◆ Do this ◆
Below is some material; transcribe all of it exactly.

◆ Working data ◆
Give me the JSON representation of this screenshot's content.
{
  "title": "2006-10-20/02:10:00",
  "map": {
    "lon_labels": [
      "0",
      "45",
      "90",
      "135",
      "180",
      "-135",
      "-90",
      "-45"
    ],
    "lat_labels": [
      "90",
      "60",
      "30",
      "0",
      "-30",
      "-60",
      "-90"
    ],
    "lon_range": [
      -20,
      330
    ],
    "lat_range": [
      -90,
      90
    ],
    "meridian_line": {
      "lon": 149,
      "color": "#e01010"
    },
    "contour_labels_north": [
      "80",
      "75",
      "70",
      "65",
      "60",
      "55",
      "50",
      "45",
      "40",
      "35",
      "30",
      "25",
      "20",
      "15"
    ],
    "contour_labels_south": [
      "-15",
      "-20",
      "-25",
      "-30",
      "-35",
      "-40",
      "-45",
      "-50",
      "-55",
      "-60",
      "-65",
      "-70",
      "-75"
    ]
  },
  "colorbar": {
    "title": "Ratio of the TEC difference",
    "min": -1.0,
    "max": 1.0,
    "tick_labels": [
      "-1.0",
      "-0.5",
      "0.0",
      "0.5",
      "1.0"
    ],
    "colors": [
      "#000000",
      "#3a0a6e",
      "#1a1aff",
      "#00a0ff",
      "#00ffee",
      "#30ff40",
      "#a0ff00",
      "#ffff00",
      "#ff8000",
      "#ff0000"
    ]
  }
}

◆ Complete answer ◆
Give me the JSON representation of this screenshot's content.
{
  "title": "2006-10-20/02:10:00",
  "map": {
    "lon_labels": [
      "0",
      "45",
      "90",
      "135",
      "180",
      "-135",
      "-90",
      "-45"
    ],
    "lat_labels": [
      "90",
      "60",
      "30",
      "0",
      "-30",
      "-60",
      "-90"
    ],
    "lon_range": [
      -20,
      330
    ],
    "lat_range": [
      -90,
      90
    ],
    "meridian_line": {
      "lon": 149,
      "color": "#e01010"
    },
    "contour_labels_north": [
      "80",
      "75",
      "70",
      "65",
      "60",
      "55",
      "50",
      "45",
      "40",
      "35",
      "30",
      "25",
      "20",
      "15"
    ],
    "contour_labels_south": [
      "-15",
      "-20",
      "-25",
      "-30",
      "-35",
      "-40",
      "-45",
      "-50",
      "-55",
      "-60",
      "-65",
      "-70",
      "-75"
    ]
  },
  "colorbar": {
    "title": "Ratio of the TEC difference",
    "min": -1.0,
    "max": 1.0,
    "tick_labels": [
      "-1.0",
      "-0.5",
      "0.0",
      "0.5",
      "1.0"
    ],
    "colors": [
      "#000000",
      "#3a0a6e",
      "#1a1aff",
      "#00a0ff",
      "#00ffee",
      "#30ff40",
      "#a0ff00",
      "#ffff00",
      "#ff8000",
      "#ff0000"
    ]
  }
}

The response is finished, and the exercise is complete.